** START **

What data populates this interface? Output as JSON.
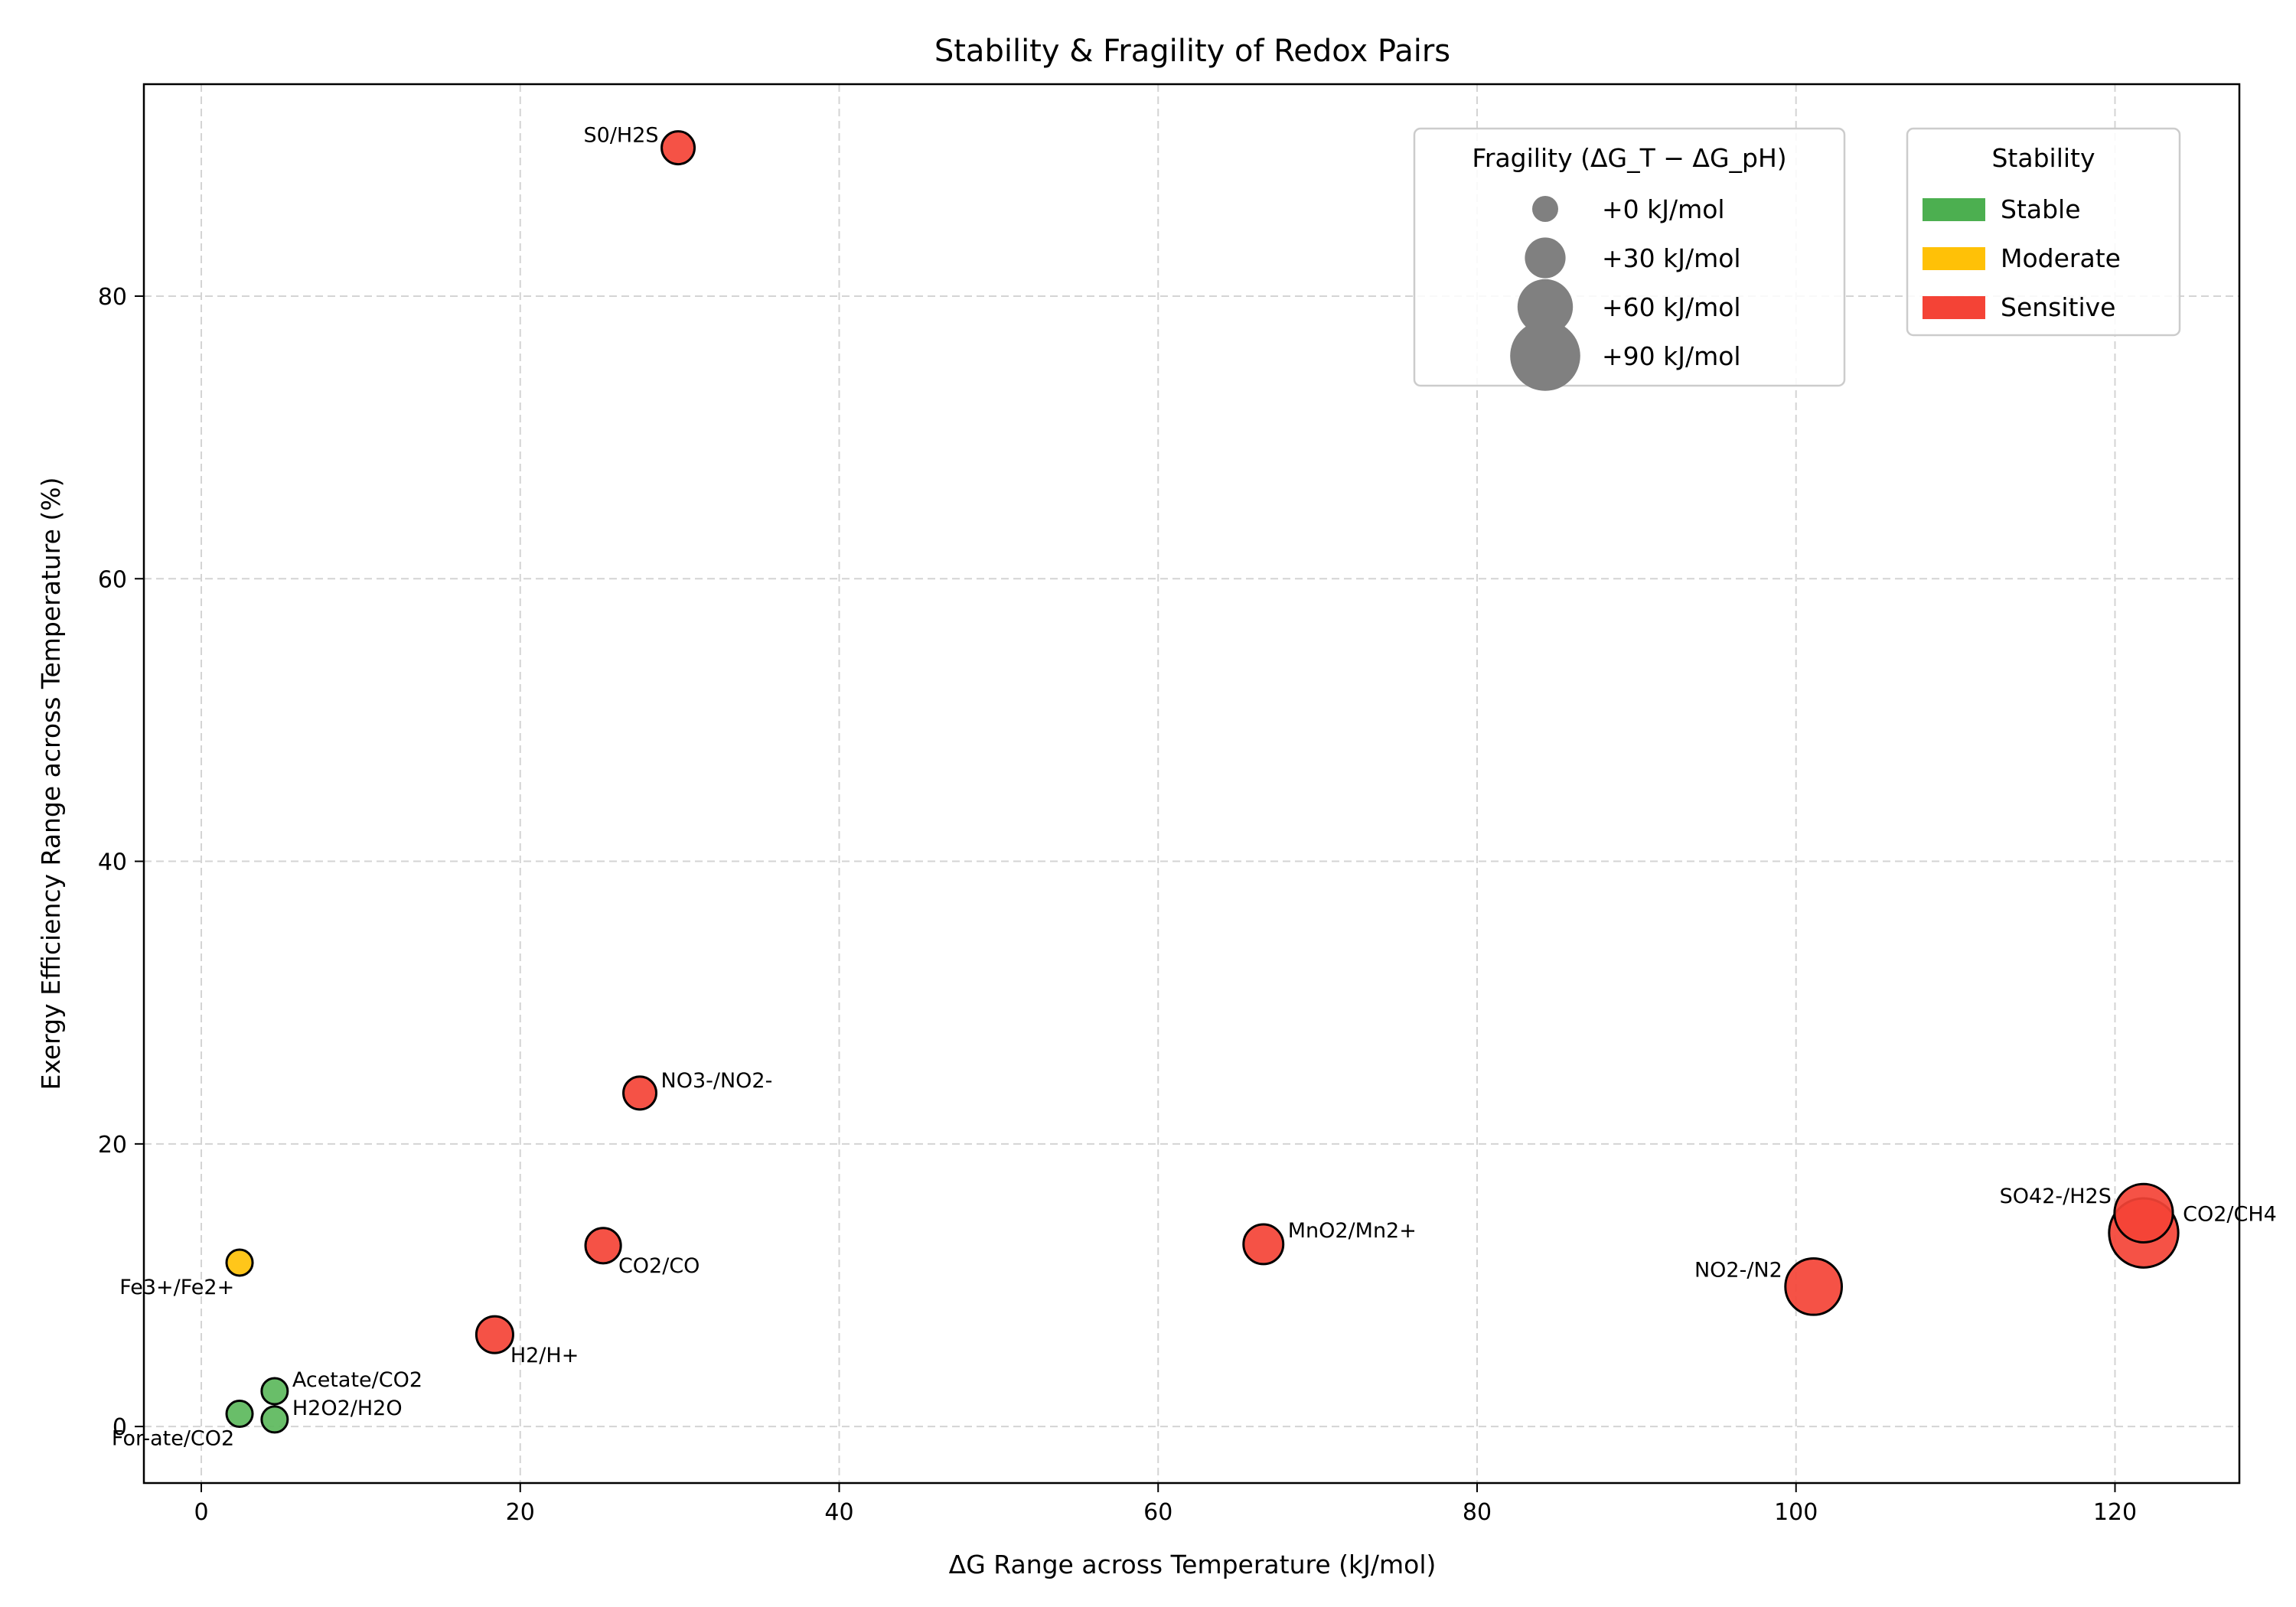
{
  "chart_data": {
    "type": "scatter",
    "title": "Stability & Fragility of Redox Pairs",
    "xlabel": "ΔG Range across Temperature (kJ/mol)",
    "ylabel": "Exergy Efficiency Range across Temperature (%)",
    "xlim": [
      -3.6,
      127.8
    ],
    "ylim": [
      -4,
      95
    ],
    "xticks": [
      0,
      20,
      40,
      60,
      80,
      100,
      120
    ],
    "yticks": [
      0,
      20,
      40,
      60,
      80
    ],
    "grid": true,
    "colors": {
      "Stable": "#5cb85c",
      "Moderate": "#ffc107",
      "Sensitive": "#f44336"
    },
    "points": [
      {
        "label": "S0/H2S",
        "x": 29.9,
        "y": 90.5,
        "fragility": 14,
        "stability": "Sensitive",
        "label_pos": "left"
      },
      {
        "label": "NO3-/NO2-",
        "x": 27.5,
        "y": 23.6,
        "fragility": 14,
        "stability": "Sensitive",
        "label_pos": "right"
      },
      {
        "label": "CO2/CO",
        "x": 25.2,
        "y": 12.8,
        "fragility": 19,
        "stability": "Sensitive",
        "label_pos": "below-right"
      },
      {
        "label": "H2/H+",
        "x": 18.4,
        "y": 6.5,
        "fragility": 22,
        "stability": "Sensitive",
        "label_pos": "below-right"
      },
      {
        "label": "MnO2/Mn2+",
        "x": 66.6,
        "y": 12.9,
        "fragility": 28,
        "stability": "Sensitive",
        "label_pos": "right"
      },
      {
        "label": "NO2-/N2",
        "x": 101.1,
        "y": 9.9,
        "fragility": 62,
        "stability": "Sensitive",
        "label_pos": "left"
      },
      {
        "label": "SO42-/H2S",
        "x": 121.8,
        "y": 15.1,
        "fragility": 66,
        "stability": "Sensitive",
        "label_pos": "left"
      },
      {
        "label": "CO2/CH4",
        "x": 121.8,
        "y": 13.7,
        "fragility": 88,
        "stability": "Sensitive",
        "label_pos": "right"
      },
      {
        "label": "Fe3+/Fe2+",
        "x": 2.4,
        "y": 11.6,
        "fragility": 0,
        "stability": "Moderate",
        "label_pos": "below-left"
      },
      {
        "label": "Acetate/CO2",
        "x": 4.6,
        "y": 2.5,
        "fragility": 0,
        "stability": "Stable",
        "label_pos": "right"
      },
      {
        "label": "For-ate/CO2",
        "x": 2.4,
        "y": 0.9,
        "fragility": 0,
        "stability": "Stable",
        "label_pos": "below-left"
      },
      {
        "label": "H2O2/H2O",
        "x": 4.6,
        "y": 0.5,
        "fragility": 0,
        "stability": "Stable",
        "label_pos": "right"
      }
    ],
    "size_legend": {
      "title": "Fragility (ΔG_T − ΔG_pH)",
      "entries": [
        {
          "label": "+0 kJ/mol",
          "value": 0
        },
        {
          "label": "+30 kJ/mol",
          "value": 30
        },
        {
          "label": "+60 kJ/mol",
          "value": 60
        },
        {
          "label": "+90 kJ/mol",
          "value": 90
        }
      ],
      "marker_color": "#808080"
    },
    "color_legend": {
      "title": "Stability",
      "entries": [
        {
          "label": "Stable",
          "color": "#4caf50"
        },
        {
          "label": "Moderate",
          "color": "#ffc107"
        },
        {
          "label": "Sensitive",
          "color": "#f44336"
        }
      ]
    },
    "legend_position": "top-right"
  }
}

** END **

Show the lines where the word "Range" appears in the entries.

    "xlabel": "ΔG Range across Temperature (kJ/mol)",
    "ylabel": "Exergy Efficiency Range across Temperature (%)",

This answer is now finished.